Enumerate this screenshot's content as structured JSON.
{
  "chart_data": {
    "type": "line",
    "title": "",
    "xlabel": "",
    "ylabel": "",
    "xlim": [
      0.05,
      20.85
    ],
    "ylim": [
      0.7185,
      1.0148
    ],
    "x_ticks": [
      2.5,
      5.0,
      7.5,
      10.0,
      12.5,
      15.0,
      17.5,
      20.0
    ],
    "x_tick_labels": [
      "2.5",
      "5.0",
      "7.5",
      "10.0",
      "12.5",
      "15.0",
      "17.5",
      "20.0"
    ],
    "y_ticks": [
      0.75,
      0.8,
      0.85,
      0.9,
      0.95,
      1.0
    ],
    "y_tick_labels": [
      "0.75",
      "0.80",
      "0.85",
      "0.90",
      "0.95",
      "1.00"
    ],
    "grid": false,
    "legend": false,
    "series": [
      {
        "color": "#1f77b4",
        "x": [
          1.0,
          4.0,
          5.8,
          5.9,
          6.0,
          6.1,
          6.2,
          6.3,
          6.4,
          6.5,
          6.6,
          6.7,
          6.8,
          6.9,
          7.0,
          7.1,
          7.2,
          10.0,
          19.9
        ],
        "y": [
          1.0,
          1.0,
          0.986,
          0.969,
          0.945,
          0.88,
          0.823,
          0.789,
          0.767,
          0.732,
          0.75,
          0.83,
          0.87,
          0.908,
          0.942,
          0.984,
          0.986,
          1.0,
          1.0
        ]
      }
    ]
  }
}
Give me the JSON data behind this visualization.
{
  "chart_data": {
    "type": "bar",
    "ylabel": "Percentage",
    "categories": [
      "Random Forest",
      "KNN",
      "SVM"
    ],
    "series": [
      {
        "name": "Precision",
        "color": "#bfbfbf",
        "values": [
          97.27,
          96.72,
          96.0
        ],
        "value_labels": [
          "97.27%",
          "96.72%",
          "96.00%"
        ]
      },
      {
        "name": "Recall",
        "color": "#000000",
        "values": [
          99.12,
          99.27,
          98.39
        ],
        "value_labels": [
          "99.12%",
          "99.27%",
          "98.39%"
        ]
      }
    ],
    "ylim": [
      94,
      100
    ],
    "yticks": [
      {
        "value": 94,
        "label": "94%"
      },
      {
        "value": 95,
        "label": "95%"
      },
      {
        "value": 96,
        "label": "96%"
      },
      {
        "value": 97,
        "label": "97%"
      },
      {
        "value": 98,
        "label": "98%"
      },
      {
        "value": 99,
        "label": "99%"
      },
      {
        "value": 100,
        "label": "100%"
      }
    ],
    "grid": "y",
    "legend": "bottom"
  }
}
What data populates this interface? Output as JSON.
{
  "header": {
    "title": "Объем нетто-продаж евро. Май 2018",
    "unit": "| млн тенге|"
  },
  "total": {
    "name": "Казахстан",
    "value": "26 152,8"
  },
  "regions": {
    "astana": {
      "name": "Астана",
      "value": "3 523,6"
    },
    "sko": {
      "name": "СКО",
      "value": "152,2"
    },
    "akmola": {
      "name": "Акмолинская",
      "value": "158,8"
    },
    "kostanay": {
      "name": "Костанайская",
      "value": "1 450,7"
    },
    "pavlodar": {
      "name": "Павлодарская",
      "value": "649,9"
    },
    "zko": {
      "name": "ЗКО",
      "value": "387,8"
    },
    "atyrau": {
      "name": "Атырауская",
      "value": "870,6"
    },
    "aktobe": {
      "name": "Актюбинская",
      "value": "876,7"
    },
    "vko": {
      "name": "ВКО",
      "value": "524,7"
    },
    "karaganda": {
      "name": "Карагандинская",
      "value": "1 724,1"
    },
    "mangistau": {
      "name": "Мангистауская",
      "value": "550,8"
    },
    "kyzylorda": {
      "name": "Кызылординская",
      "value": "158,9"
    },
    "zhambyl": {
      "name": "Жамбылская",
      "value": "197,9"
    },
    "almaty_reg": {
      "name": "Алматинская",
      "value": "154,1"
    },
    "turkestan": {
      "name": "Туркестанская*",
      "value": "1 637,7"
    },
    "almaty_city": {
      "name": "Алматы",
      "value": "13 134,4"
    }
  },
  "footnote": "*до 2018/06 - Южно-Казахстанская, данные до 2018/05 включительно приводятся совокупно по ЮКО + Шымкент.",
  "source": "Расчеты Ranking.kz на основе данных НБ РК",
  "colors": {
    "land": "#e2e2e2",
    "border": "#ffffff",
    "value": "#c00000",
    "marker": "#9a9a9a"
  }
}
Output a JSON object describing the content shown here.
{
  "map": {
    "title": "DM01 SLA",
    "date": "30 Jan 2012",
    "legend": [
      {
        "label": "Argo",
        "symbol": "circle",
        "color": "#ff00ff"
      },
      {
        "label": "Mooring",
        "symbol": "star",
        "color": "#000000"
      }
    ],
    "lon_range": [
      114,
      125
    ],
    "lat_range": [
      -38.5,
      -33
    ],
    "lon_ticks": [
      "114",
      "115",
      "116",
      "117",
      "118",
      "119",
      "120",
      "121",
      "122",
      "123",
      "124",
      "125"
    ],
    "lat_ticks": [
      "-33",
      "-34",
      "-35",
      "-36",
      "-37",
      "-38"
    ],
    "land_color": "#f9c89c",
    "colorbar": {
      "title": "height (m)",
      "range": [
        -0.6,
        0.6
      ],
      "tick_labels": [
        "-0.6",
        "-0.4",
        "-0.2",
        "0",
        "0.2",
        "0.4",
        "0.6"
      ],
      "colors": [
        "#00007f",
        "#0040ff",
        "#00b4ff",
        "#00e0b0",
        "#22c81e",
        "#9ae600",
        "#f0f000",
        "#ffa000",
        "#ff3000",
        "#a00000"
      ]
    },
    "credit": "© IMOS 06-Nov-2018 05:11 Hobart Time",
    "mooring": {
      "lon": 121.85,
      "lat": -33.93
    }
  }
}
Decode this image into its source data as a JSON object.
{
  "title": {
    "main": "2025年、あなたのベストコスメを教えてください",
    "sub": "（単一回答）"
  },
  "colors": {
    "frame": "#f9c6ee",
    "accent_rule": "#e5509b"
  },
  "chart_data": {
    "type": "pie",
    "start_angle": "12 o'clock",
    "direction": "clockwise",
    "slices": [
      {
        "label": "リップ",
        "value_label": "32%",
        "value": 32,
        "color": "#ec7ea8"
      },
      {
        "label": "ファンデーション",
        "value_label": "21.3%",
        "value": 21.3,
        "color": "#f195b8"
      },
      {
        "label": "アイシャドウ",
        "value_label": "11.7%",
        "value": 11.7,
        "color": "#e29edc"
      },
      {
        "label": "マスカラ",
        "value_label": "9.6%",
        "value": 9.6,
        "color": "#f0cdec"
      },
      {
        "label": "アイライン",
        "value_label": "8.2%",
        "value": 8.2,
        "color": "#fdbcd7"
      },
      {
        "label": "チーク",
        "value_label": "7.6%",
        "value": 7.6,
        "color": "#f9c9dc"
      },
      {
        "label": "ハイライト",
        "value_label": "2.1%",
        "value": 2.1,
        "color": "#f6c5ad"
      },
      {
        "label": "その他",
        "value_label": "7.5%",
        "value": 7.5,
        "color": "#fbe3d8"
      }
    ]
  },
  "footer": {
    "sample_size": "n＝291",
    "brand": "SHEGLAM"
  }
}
....................
### WRITTEN PROBLEM
Print the material once more, exactly.

### REPLY TO THE TASK
Enumerate this screenshot's content as structured JSON.
{
  "chart_data": {
    "type": "line",
    "title": "",
    "xlabel": "",
    "ylabel": "",
    "xlim": [
      0.05,
      20.85
    ],
    "ylim": [
      0.7185,
      1.0148
    ],
    "x_ticks": [
      2.5,
      5.0,
      7.5,
      10.0,
      12.5,
      15.0,
      17.5,
      20.0
    ],
    "x_tick_labels": [
      "2.5",
      "5.0",
      "7.5",
      "10.0",
      "12.5",
      "15.0",
      "17.5",
      "20.0"
    ],
    "y_ticks": [
      0.75,
      0.8,
      0.85,
      0.9,
      0.95,
      1.0
    ],
    "y_tick_labels": [
      "0.75",
      "0.80",
      "0.85",
      "0.90",
      "0.95",
      "1.00"
    ],
    "grid": false,
    "legend": false,
    "series": [
      {
        "color": "#1f77b4",
        "x": [
          1.0,
          4.0,
          5.8,
          5.9,
          6.0,
          6.1,
          6.2,
          6.3,
          6.4,
          6.5,
          6.6,
          6.7,
          6.8,
          6.9,
          7.0,
          7.1,
          7.2,
          10.0,
          19.9
        ],
        "y": [
          1.0,
          1.0,
          0.986,
          0.969,
          0.945,
          0.88,
          0.823,
          0.789,
          0.767,
          0.732,
          0.75,
          0.83,
          0.87,
          0.908,
          0.942,
          0.984,
          0.986,
          1.0,
          1.0
        ]
      }
    ]
  }
}
Give me the JSON data behind this visualization.
{
  "chart_data": {
    "type": "bar",
    "ylabel": "Percentage",
    "categories": [
      "Random Forest",
      "KNN",
      "SVM"
    ],
    "series": [
      {
        "name": "Precision",
        "color": "#bfbfbf",
        "values": [
          97.27,
          96.72,
          96.0
        ],
        "value_labels": [
          "97.27%",
          "96.72%",
          "96.00%"
        ]
      },
      {
        "name": "Recall",
        "color": "#000000",
        "values": [
          99.12,
          99.27,
          98.39
        ],
        "value_labels": [
          "99.12%",
          "99.27%",
          "98.39%"
        ]
      }
    ],
    "ylim": [
      94,
      100
    ],
    "yticks": [
      {
        "value": 94,
        "label": "94%"
      },
      {
        "value": 95,
        "label": "95%"
      },
      {
        "value": 96,
        "label": "96%"
      },
      {
        "value": 97,
        "label": "97%"
      },
      {
        "value": 98,
        "label": "98%"
      },
      {
        "value": 99,
        "label": "99%"
      },
      {
        "value": 100,
        "label": "100%"
      }
    ],
    "grid": "y",
    "legend": "bottom"
  }
}
What data populates this interface? Output as JSON.
{
  "header": {
    "title": "Объем нетто-продаж евро. Май 2018",
    "unit": "| млн тенге|"
  },
  "total": {
    "name": "Казахстан",
    "value": "26 152,8"
  },
  "regions": {
    "astana": {
      "name": "Астана",
      "value": "3 523,6"
    },
    "sko": {
      "name": "СКО",
      "value": "152,2"
    },
    "akmola": {
      "name": "Акмолинская",
      "value": "158,8"
    },
    "kostanay": {
      "name": "Костанайская",
      "value": "1 450,7"
    },
    "pavlodar": {
      "name": "Павлодарская",
      "value": "649,9"
    },
    "zko": {
      "name": "ЗКО",
      "value": "387,8"
    },
    "atyrau": {
      "name": "Атырауская",
      "value": "870,6"
    },
    "aktobe": {
      "name": "Актюбинская",
      "value": "876,7"
    },
    "vko": {
      "name": "ВКО",
      "value": "524,7"
    },
    "karaganda": {
      "name": "Карагандинская",
      "value": "1 724,1"
    },
    "mangistau": {
      "name": "Мангистауская",
      "value": "550,8"
    },
    "kyzylorda": {
      "name": "Кызылординская",
      "value": "158,9"
    },
    "zhambyl": {
      "name": "Жамбылская",
      "value": "197,9"
    },
    "almaty_reg": {
      "name": "Алматинская",
      "value": "154,1"
    },
    "turkestan": {
      "name": "Туркестанская*",
      "value": "1 637,7"
    },
    "almaty_city": {
      "name": "Алматы",
      "value": "13 134,4"
    }
  },
  "footnote": "*до 2018/06 - Южно-Казахстанская, данные до 2018/05 включительно приводятся совокупно по ЮКО + Шымкент.",
  "source": "Расчеты Ranking.kz на основе данных НБ РК",
  "colors": {
    "land": "#e2e2e2",
    "border": "#ffffff",
    "value": "#c00000",
    "marker": "#9a9a9a"
  }
}
Output a JSON object describing the content shown here.
{
  "map": {
    "title": "DM01 SLA",
    "date": "30 Jan 2012",
    "legend": [
      {
        "label": "Argo",
        "symbol": "circle",
        "color": "#ff00ff"
      },
      {
        "label": "Mooring",
        "symbol": "star",
        "color": "#000000"
      }
    ],
    "lon_range": [
      114,
      125
    ],
    "lat_range": [
      -38.5,
      -33
    ],
    "lon_ticks": [
      "114",
      "115",
      "116",
      "117",
      "118",
      "119",
      "120",
      "121",
      "122",
      "123",
      "124",
      "125"
    ],
    "lat_ticks": [
      "-33",
      "-34",
      "-35",
      "-36",
      "-37",
      "-38"
    ],
    "land_color": "#f9c89c",
    "colorbar": {
      "title": "height (m)",
      "range": [
        -0.6,
        0.6
      ],
      "tick_labels": [
        "-0.6",
        "-0.4",
        "-0.2",
        "0",
        "0.2",
        "0.4",
        "0.6"
      ],
      "colors": [
        "#00007f",
        "#0040ff",
        "#00b4ff",
        "#00e0b0",
        "#22c81e",
        "#9ae600",
        "#f0f000",
        "#ffa000",
        "#ff3000",
        "#a00000"
      ]
    },
    "credit": "© IMOS 06-Nov-2018 05:11 Hobart Time",
    "mooring": {
      "lon": 121.85,
      "lat": -33.93
    }
  }
}
Decode this image into its source data as a JSON object.
{
  "title": {
    "main": "2025年、あなたのベストコスメを教えてください",
    "sub": "（単一回答）"
  },
  "colors": {
    "frame": "#f9c6ee",
    "accent_rule": "#e5509b"
  },
  "chart_data": {
    "type": "pie",
    "start_angle": "12 o'clock",
    "direction": "clockwise",
    "slices": [
      {
        "label": "リップ",
        "value_label": "32%",
        "value": 32,
        "color": "#ec7ea8"
      },
      {
        "label": "ファンデーション",
        "value_label": "21.3%",
        "value": 21.3,
        "color": "#f195b8"
      },
      {
        "label": "アイシャドウ",
        "value_label": "11.7%",
        "value": 11.7,
        "color": "#e29edc"
      },
      {
        "label": "マスカラ",
        "value_label": "9.6%",
        "value": 9.6,
        "color": "#f0cdec"
      },
      {
        "label": "アイライン",
        "value_label": "8.2%",
        "value": 8.2,
        "color": "#fdbcd7"
      },
      {
        "label": "チーク",
        "value_label": "7.6%",
        "value": 7.6,
        "color": "#f9c9dc"
      },
      {
        "label": "ハイライト",
        "value_label": "2.1%",
        "value": 2.1,
        "color": "#f6c5ad"
      },
      {
        "label": "その他",
        "value_label": "7.5%",
        "value": 7.5,
        "color": "#fbe3d8"
      }
    ]
  },
  "footer": {
    "sample_size": "n＝291",
    "brand": "SHEGLAM"
  }
}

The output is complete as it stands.